* **EXERCISE DIRECTIONS**
Copy each line of the entries that contains the word "this".

.....

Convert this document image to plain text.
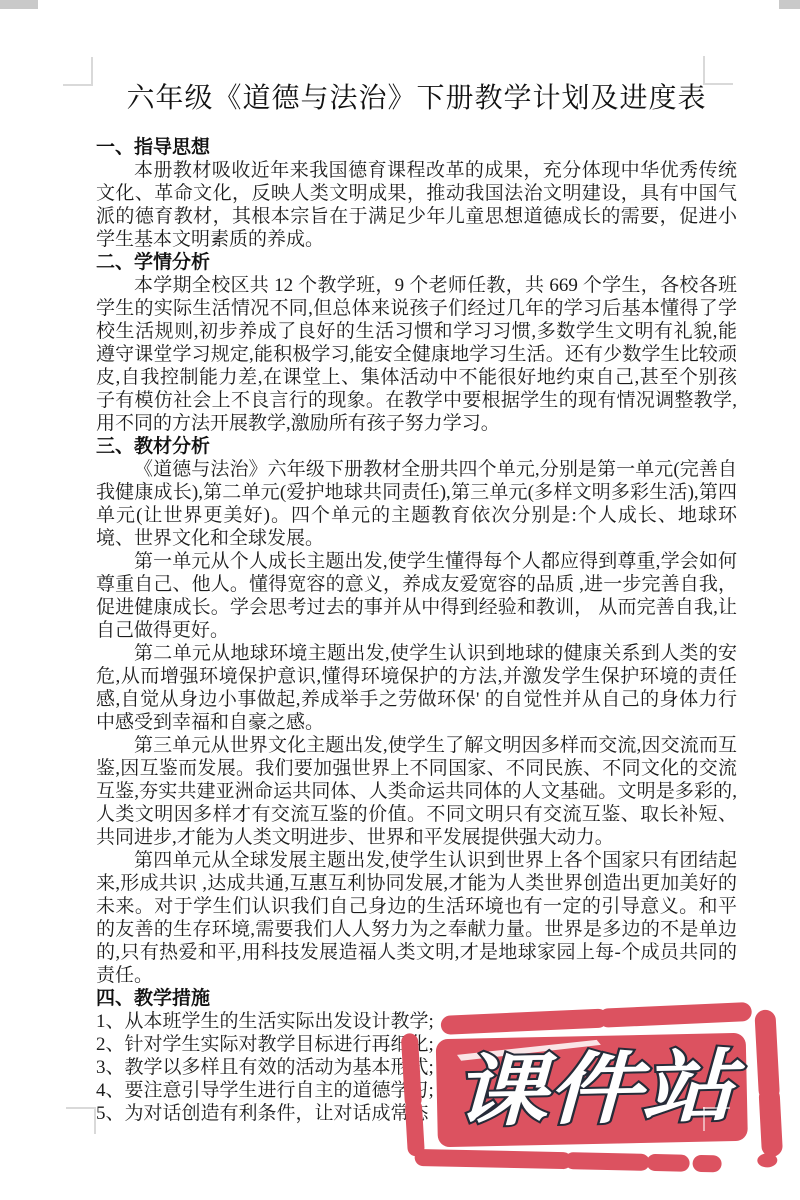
六年级《道德与法治》下册教学计划及进度表
一、指导思想

本册教材吸收近年来我国德育课程改革的成果，充分体现中华优秀传统文化、革命文化，反映人类文明成果，推动我国法治文明建设，具有中国气派的德育教材，其根本宗旨在于满足少年儿童思想道德成长的需要，促进小学生基本文明素质的养成。

二、学情分析

本学期全校区共 12 个教学班，9 个老师任教，共 669 个学生，各校各班学生的实际生活情况不同,但总体来说孩子们经过几年的学习后基本懂得了学校生活规则,初步养成了良好的生活习惯和学习习惯,多数学生文明有礼貌,能遵守课堂学习规定,能积极学习,能安全健康地学习生活。还有少数学生比较顽皮,自我控制能力差,在课堂上、集体活动中不能很好地约束自己,甚至个别孩子有模仿社会上不良言行的现象。在教学中要根据学生的现有情况调整教学,用不同的方法开展教学,激励所有孩子努力学习。

三、教材分析

《道德与法治》六年级下册教材全册共四个单元,分别是第一单元(完善自我健康成长),第二单元(爱护地球共同责任),第三单元(多样文明多彩生活),第四单元(让世界更美好)。四个单元的主题教育依次分别是:个人成长、地球环境、世界文化和全球发展。

第一单元从个人成长主题出发,使学生懂得每个人都应得到尊重,学会如何尊重自己、他人。懂得宽容的意义，养成友爱宽容的品质 ,进一步完善自我， 促进健康成长。学会思考过去的事并从中得到经验和教训， 从而完善自我,让自己做得更好。

第二单元从地球环境主题出发,使学生认识到地球的健康关系到人类的安危,从而增强环境保护意识,懂得环境保护的方法,并激发学生保护环境的责任感,自觉从身边小事做起,养成举手之劳做环保' 的自觉性并从自己的身体力行中感受到幸福和自豪之感。

第三单元从世界文化主题出发,使学生了解文明因多样而交流,因交流而互鉴,因互鉴而发展。我们要加强世界上不同国家、不同民族、不同文化的交流互鉴,夯实共建亚洲命运共同体、人类命运共同体的人文基础。文明是多彩的,人类文明因多样才有交流互鉴的价值。不同文明只有交流互鉴、取长补短、共同进步,才能为人类文明进步、世界和平发展提供强大动力。

第四单元从全球发展主题出发,使学生认识到世界上各个国家只有团结起来,形成共识 ,达成共通,互惠互利协同发展,才能为人类世界创造出更加美好的未来。对于学生们认识我们自己身边的生活环境也有一定的引导意义。和平的友善的生存环境,需要我们人人努力为之奉献力量。世界是多边的不是单边的,只有热爱和平,用科技发展造福人类文明,才是地球家园上每-个成员共同的责任。

四、教学措施

1、从本班学生的生活实际出发设计教学;

2、针对学生实际对教学目标进行再细化;

3、教学以多样且有效的活动为基本形式;

4、要注意引导学生进行自主的道德学习;

5、为对话创造有利条件，让对话成常态 课件站
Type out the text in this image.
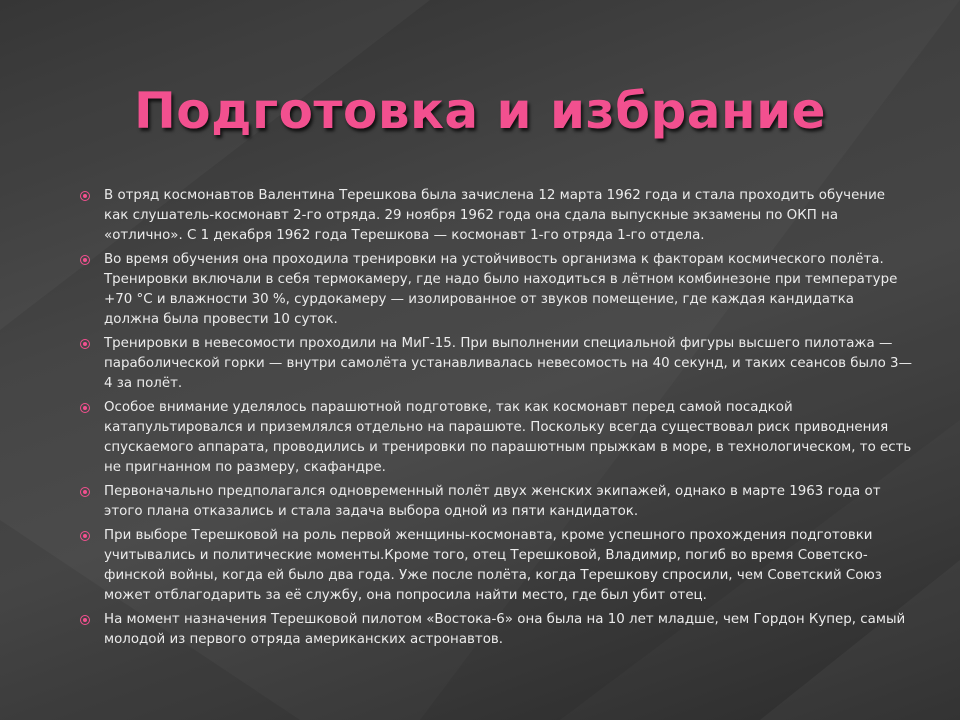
Подготовка и избрание
В отряд космонавтов Валентина Терешкова была зачислена 12 марта 1962 года и стала проходить обучение как слушатель-космонавт 2-го отряда. 29 ноября 1962 года она сдала выпускные экзамены по ОКП на «отлично». С 1 декабря 1962 года Терешкова — космонавт 1-го отряда 1-го отдела.
Во время обучения она проходила тренировки на устойчивость организма к факторам космического полёта. Тренировки включали в себя термокамеру, где надо было находиться в лётном комбинезоне при температуре +70 °C и влажности 30 %, сурдокамеру — изолированное от звуков помещение, где каждая кандидатка должна была провести 10 суток.
Тренировки в невесомости проходили на МиГ-15. При выполнении специальной фигуры высшего пилотажа — параболической горки — внутри самолёта устанавливалась невесомость на 40 секунд, и таких сеансов было 3—4 за полёт.
Особое внимание уделялось парашютной подготовке, так как космонавт перед самой посадкой катапультировался и приземлялся отдельно на парашюте. Поскольку всегда существовал риск приводнения спускаемого аппарата, проводились и тренировки по парашютным прыжкам в море, в технологическом, то есть не пригнанном по размеру, скафандре.
Первоначально предполагался одновременный полёт двух женских экипажей, однако в марте 1963 года от этого плана отказались и стала задача выбора одной из пяти кандидаток.
При выборе Терешковой на роль первой женщины-космонавта, кроме успешного прохождения подготовки учитывались и политические моменты.Кроме того, отец Терешковой, Владимир, погиб во время Советско-финской войны, когда ей было два года. Уже после полёта, когда Терешкову спросили, чем Советский Союз может отблагодарить за её службу, она попросила найти место, где был убит отец.
На момент назначения Терешковой пилотом «Востока-6» она была на 10 лет младше, чем Гордон Купер, самый молодой из первого отряда американских астронавтов.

.....

* **EXPECTED ANSWER**
Convert this document image to plain text.
Type out the text in this image.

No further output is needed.